What is asked:
1. In the Grand Harbor article, how many acres does Grand Harbor cover?
2. Please restate the Grand Harbor article from "On a sunny afternoon" up to and including "yet to come.", renaming "champagne" as "sparkling cider".

Text segment:

Business Wednesday, Sep 25

Once the scourge of CEOs and boards, Carl Icahn has a new nemesis: hundreds of Florida millionaires, who claim the billionaire squeezed their golf-and-beach paradise for profits.

By John Hyatt, Staff


On a sunny afternoon in February, people wearing floral dresses and khaki shorts gathered at the newly refurbished beach club of Grand Harbor, an 850-acre master-planned community about 15 minutes north of Florida’s Atlantic-facing Vero Beach. Over glasses of champagne and plates of sushi, just steps from the shore, the club members toasted to the success of the $3 million renovation—and the good times yet to come.

Founded in the early ‘90s, Grand Harbor is having itself a renaissance. The club has added 370 new paying members since the beginning of 2021, pushing the total membership count to nearly 1,000. On any given day its facilities – two championship 18-hole golf courses, sundry pickleball and tennis courts, a fitness center and clubhouse, and of course that new beach club – all teem with activity.

“People want to be in Grand Harbor,” says Wendy Rochester, a club member and local realtor who sells properties in the 1,200-home (and growing) Grand Harbor complex, where condos and single-family homes are nestled along intracoastal waterways of the Indian River. “Right now we’re riding a strong wave,” says Phil Schwin, who has lived in Grand Harbor since 2000.

But beneath this sunny exterior, Grand Harbor and several of its leading denizens are duking it out in the courts with Carl Icahn, the Wall Street heavyweight who made his fortune raiding corporations and striking billion-dollar deals. The 88-year-old tycoon, who lives 150 miles south in a 14,000-square-foot palace on the exclusive Indian Creek Island, purchased Grand Harbor in 2004 from its original developer. For over 15 years, the club was a small, unnoticed asset in Icahn’s larger investment portfolio.

In December 2020, Icahn handed the club over to its members for nothing after years of growing complaints about underinvestment, declining membership, and threats of litigation. The amount of money at stake wasn’t worth the time and effort for Icahn, according to a person familiar with his thinking at the time. That might have been the end of the story, but Grand Harbor members and homeowners decided to sue Icahn’s companies anyway in early 2021. In two separate lawsuits, they claim that Icahn’s companies were legally obligated to pay their club millions of dollars for repairs and maintenance that they had not funded while in charge. But a judge ruled in Icahn’s favor in both cases (which are being appealed).

Provided material:
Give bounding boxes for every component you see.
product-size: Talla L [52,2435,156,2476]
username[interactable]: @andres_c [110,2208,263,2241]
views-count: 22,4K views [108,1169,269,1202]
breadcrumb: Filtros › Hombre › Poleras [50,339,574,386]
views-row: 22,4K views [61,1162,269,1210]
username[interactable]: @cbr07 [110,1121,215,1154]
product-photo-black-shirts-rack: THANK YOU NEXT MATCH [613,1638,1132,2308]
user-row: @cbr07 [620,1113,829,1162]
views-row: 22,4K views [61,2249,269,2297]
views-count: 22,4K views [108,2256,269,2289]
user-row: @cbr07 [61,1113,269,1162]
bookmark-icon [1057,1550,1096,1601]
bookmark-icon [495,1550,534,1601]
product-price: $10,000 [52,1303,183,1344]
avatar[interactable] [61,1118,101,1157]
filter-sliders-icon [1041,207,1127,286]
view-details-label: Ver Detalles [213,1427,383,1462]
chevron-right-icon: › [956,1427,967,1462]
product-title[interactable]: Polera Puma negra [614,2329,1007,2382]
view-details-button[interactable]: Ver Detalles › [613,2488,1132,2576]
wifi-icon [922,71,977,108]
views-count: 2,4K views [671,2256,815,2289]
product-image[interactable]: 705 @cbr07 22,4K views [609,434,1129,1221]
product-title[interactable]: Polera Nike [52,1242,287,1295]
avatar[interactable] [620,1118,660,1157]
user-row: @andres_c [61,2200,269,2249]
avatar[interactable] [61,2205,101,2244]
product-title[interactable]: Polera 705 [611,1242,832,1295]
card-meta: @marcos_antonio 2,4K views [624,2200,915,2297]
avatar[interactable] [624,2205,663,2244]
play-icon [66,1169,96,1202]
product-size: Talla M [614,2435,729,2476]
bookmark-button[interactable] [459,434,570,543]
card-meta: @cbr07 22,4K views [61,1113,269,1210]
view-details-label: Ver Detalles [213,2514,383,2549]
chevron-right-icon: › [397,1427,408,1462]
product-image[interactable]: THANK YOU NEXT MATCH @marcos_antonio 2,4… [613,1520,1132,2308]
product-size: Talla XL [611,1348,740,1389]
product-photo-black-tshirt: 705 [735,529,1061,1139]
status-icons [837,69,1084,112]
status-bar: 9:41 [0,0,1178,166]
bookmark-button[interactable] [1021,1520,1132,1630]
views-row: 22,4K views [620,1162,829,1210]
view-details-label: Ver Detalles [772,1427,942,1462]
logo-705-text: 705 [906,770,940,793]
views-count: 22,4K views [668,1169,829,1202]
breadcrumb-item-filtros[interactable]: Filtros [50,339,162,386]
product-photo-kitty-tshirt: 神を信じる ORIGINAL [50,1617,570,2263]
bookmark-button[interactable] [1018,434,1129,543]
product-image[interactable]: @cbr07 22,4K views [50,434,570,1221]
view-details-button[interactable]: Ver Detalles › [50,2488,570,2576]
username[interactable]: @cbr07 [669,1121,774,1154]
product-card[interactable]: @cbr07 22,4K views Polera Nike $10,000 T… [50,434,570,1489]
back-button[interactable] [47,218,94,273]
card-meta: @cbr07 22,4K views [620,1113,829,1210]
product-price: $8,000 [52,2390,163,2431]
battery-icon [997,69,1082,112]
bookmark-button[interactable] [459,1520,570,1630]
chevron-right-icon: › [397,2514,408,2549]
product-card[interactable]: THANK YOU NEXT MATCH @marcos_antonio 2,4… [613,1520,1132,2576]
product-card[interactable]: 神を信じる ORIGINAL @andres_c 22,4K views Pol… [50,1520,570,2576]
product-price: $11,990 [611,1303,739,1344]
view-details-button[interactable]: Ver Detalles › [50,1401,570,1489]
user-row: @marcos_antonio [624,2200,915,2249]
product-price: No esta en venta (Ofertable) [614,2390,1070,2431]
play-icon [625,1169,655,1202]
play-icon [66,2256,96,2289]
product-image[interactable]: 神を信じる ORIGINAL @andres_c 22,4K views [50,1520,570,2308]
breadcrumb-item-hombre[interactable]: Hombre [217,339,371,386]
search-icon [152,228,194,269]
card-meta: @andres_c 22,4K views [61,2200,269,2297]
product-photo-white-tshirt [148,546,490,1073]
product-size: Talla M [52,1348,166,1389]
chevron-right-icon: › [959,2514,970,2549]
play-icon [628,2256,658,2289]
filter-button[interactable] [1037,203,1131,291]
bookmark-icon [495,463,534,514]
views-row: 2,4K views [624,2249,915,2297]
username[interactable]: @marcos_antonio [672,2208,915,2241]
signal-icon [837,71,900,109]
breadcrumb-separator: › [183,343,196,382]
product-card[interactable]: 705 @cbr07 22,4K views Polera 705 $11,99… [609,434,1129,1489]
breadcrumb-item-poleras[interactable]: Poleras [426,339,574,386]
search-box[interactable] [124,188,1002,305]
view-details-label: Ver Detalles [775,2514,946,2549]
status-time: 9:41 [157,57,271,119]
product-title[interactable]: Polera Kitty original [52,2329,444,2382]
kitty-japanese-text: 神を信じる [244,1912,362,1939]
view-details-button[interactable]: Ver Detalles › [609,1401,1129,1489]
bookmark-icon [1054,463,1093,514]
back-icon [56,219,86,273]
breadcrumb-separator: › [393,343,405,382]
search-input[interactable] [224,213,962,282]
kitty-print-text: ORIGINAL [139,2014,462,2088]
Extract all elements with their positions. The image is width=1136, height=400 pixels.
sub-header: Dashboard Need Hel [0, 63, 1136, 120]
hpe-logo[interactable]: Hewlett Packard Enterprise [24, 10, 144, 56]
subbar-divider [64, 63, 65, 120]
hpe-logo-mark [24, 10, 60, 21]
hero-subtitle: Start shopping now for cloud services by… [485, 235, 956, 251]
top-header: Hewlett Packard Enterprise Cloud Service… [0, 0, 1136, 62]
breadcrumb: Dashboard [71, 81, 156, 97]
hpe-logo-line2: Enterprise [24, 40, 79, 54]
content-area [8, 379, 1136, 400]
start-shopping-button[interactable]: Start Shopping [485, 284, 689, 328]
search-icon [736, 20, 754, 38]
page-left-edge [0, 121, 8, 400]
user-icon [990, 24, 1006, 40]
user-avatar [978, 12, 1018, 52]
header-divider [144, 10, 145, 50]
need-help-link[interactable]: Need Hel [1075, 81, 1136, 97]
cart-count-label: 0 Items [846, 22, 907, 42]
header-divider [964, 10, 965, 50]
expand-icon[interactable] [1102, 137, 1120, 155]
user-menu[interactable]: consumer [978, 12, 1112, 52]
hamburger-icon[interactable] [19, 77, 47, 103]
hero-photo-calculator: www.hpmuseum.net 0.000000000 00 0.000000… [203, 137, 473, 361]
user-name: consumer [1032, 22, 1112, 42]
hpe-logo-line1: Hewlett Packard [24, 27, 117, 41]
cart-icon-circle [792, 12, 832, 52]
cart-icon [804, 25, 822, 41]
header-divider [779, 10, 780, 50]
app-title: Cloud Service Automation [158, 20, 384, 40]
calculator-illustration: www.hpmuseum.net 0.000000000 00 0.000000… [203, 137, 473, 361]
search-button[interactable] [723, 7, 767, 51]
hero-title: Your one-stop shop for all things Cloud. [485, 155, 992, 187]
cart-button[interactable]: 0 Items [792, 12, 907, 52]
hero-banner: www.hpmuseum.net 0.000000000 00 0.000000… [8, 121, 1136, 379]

Answers per task:
1. 850 acres

2.
On a sunny afternoon in February, people wearing floral dresses and khaki shorts gathered at the newly refurbished beach club of Grand Harbor, an 850-acre master-planned community about 15 minutes north of Florida’s Atlantic-facing Vero Beach. Over glasses of sparkling cider and plates of sushi, just steps from the shore, the club members toasted to the success of the $3 million renovation—and the good times yet to come.